> Challenge
Copy out each line of the data that holds the word "cocinar".

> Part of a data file
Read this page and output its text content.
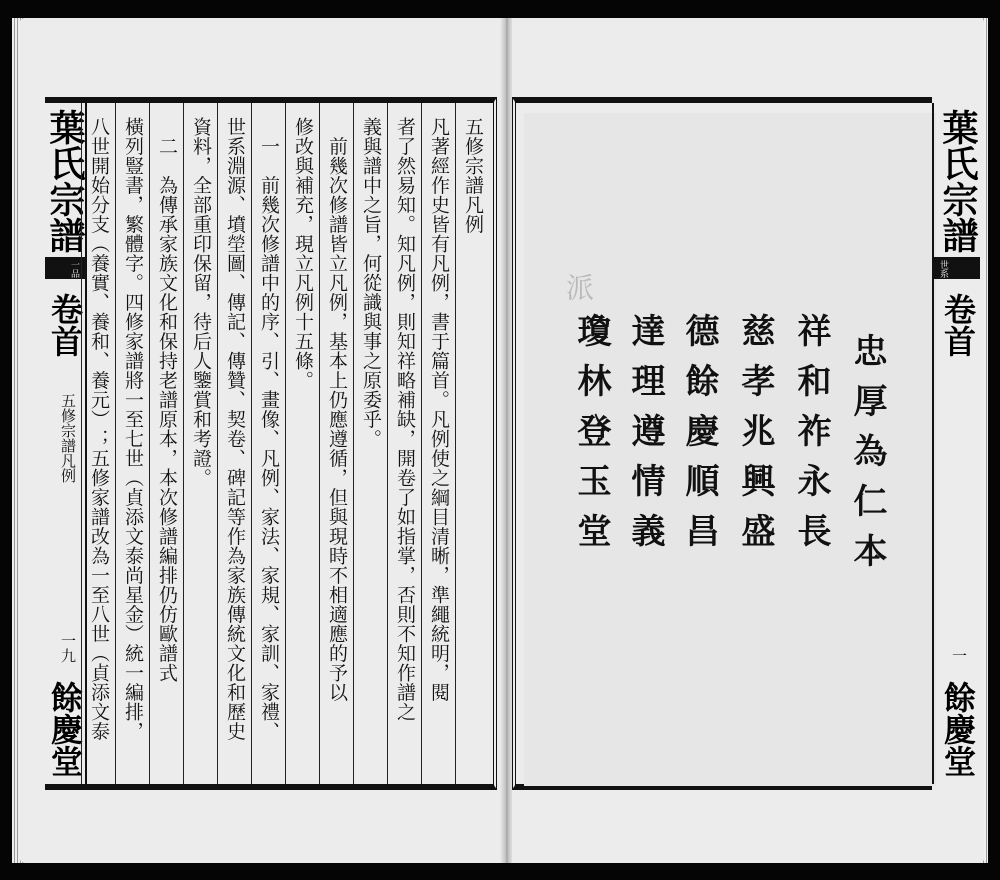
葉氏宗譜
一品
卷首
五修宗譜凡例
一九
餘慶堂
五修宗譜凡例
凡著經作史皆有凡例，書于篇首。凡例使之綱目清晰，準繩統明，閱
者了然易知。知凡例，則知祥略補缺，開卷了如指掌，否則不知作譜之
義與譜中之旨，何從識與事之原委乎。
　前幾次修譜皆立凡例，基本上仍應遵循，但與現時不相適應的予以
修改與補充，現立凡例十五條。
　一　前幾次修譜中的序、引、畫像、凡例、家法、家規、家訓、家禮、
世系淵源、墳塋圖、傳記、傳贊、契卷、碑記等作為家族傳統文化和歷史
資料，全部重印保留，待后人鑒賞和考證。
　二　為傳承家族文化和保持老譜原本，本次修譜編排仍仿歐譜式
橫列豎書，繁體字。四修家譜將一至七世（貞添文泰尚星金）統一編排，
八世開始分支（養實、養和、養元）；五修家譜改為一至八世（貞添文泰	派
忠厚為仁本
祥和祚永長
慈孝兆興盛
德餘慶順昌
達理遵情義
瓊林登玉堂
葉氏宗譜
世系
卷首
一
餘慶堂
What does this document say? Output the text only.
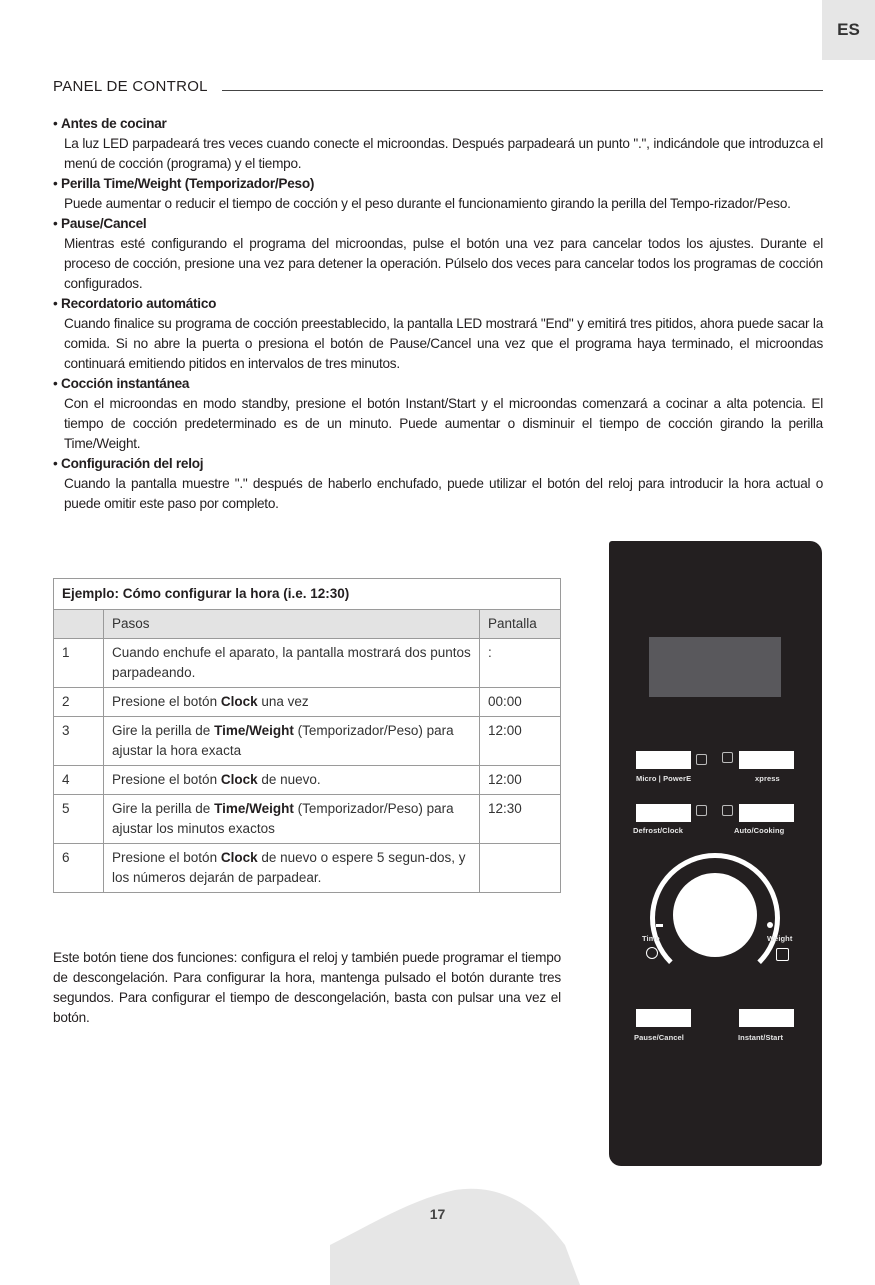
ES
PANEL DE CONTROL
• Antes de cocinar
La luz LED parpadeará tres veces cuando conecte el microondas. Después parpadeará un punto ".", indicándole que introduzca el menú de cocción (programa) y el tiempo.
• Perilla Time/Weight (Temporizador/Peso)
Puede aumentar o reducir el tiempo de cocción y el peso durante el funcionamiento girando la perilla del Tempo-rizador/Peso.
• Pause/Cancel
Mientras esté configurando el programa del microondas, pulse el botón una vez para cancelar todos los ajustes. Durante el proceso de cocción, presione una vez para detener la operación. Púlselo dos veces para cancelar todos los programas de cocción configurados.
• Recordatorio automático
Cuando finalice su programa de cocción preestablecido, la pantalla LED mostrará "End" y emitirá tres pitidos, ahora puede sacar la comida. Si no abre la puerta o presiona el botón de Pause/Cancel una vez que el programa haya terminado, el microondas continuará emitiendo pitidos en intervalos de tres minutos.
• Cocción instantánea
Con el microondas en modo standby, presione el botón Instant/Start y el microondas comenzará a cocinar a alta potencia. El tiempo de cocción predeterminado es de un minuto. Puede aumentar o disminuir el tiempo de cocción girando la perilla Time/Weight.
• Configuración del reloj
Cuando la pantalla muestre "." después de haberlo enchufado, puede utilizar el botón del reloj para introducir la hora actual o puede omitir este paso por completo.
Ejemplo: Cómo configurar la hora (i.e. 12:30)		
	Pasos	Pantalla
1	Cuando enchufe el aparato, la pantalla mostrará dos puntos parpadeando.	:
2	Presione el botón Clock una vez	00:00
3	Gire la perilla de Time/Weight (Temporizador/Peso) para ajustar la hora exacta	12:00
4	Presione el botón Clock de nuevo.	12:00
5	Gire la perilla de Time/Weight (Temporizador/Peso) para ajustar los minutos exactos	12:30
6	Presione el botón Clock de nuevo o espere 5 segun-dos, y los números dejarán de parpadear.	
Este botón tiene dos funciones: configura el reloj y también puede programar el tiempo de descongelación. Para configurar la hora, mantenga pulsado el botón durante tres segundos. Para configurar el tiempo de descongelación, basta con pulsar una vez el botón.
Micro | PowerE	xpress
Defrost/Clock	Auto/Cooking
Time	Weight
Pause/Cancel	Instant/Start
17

* * *

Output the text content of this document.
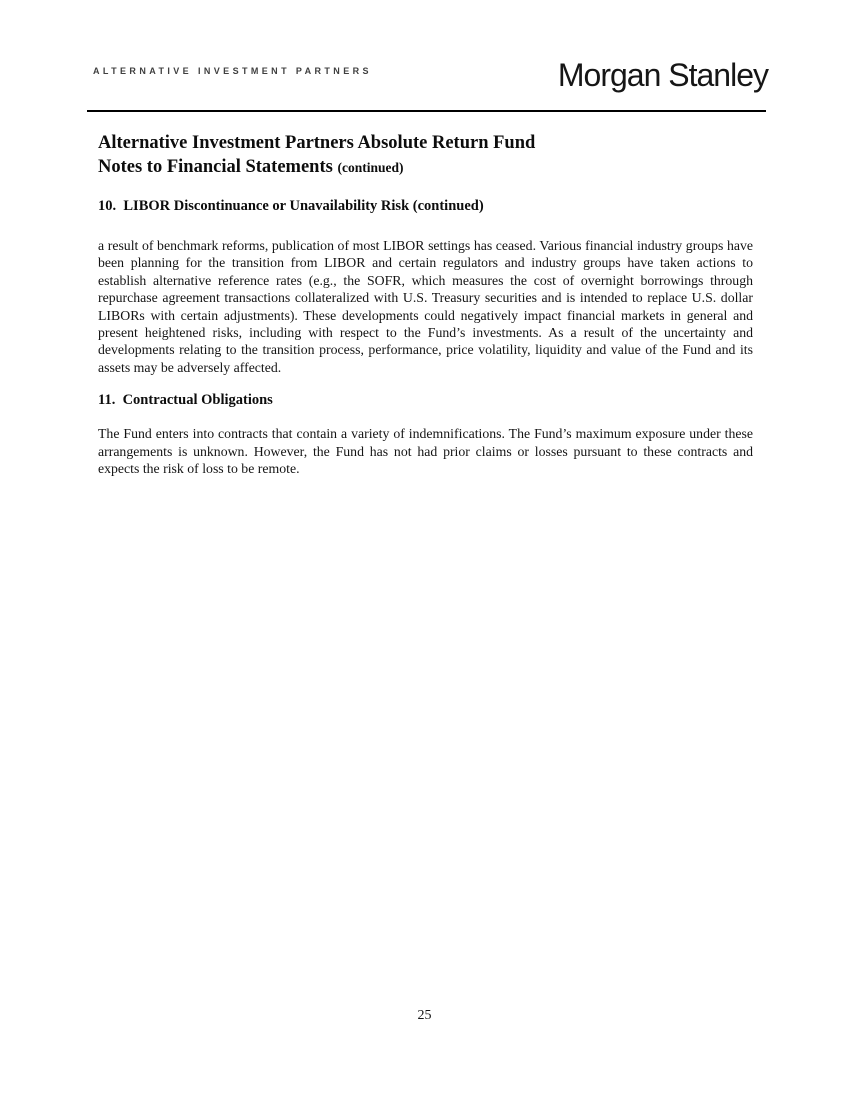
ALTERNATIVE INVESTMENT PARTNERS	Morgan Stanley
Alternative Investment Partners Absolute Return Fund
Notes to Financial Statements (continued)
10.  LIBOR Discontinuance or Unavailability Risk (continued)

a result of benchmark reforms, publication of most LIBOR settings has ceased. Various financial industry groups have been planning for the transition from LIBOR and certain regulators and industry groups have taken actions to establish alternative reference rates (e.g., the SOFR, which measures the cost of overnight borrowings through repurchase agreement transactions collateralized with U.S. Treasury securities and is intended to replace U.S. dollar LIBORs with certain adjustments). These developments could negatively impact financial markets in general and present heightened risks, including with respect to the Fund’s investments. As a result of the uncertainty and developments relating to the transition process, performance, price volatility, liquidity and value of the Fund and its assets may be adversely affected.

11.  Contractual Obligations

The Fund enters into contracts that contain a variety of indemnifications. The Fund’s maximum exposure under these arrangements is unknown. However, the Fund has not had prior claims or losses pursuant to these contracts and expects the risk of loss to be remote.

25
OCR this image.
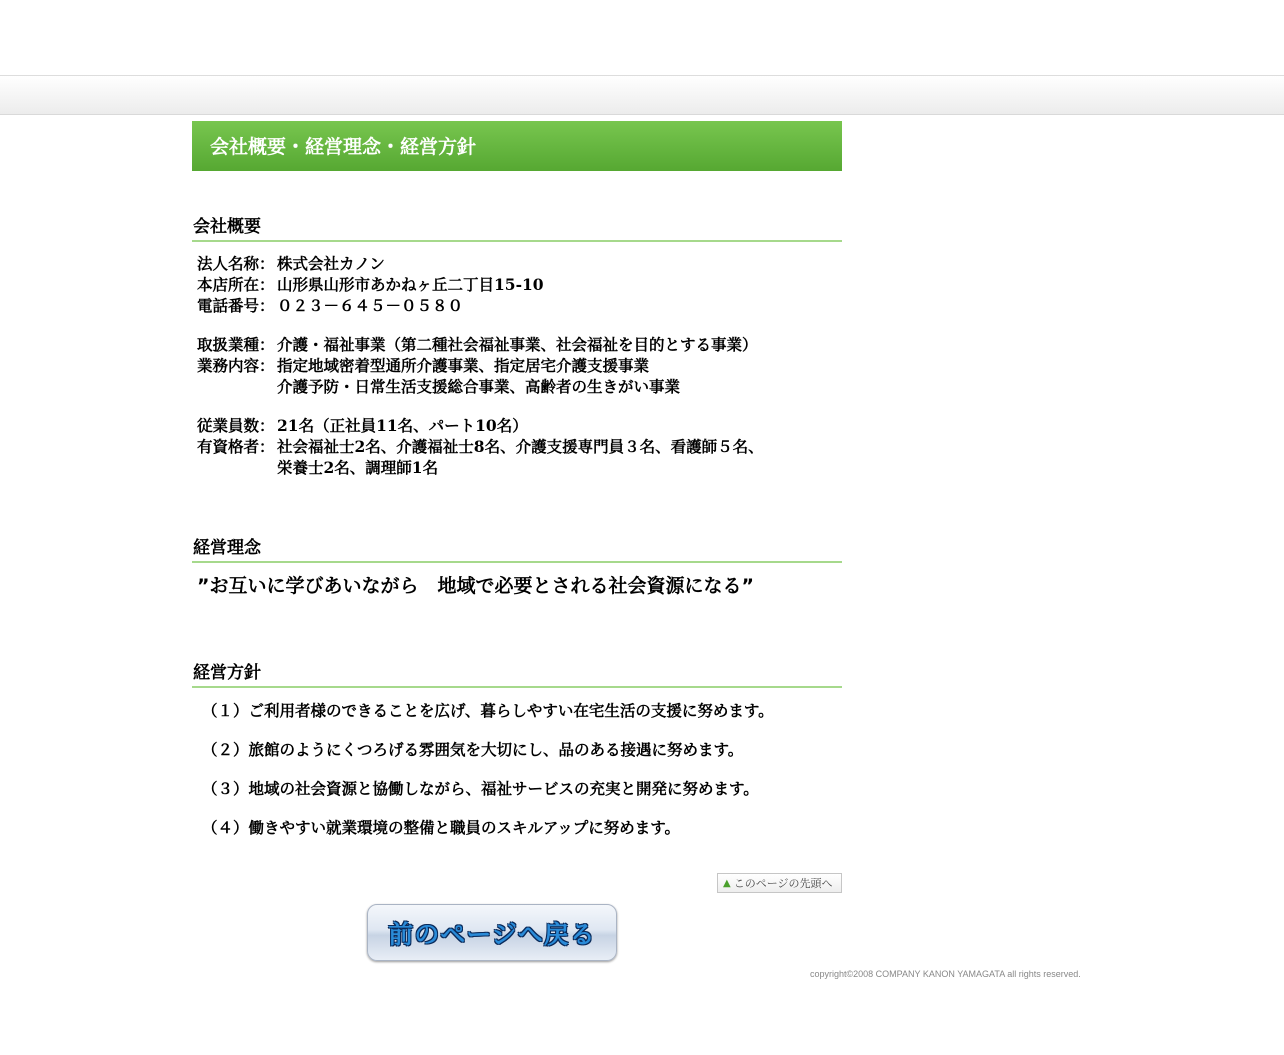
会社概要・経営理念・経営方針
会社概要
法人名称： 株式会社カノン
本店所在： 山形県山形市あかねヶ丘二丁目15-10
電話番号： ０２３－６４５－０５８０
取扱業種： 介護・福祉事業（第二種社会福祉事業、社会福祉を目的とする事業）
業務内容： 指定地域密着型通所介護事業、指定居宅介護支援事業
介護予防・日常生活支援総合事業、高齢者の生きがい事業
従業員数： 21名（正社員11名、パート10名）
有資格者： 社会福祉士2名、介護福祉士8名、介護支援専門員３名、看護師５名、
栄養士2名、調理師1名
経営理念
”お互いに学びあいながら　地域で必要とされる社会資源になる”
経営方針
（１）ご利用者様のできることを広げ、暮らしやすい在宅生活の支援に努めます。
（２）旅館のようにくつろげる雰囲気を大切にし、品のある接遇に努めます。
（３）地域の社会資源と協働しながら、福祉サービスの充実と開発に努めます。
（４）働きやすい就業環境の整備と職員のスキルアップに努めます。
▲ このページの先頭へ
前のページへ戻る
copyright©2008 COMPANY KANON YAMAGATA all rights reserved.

> Task solution
• Antes de cocinar
Con el microondas en modo standby, presione el botón Instant/Start y el microondas comenzará a cocinar a alta potencia. El tiempo de cocción predeterminado es de un minuto. Puede aumentar o disminuir el tiempo de cocción girando la perilla Time/Weight.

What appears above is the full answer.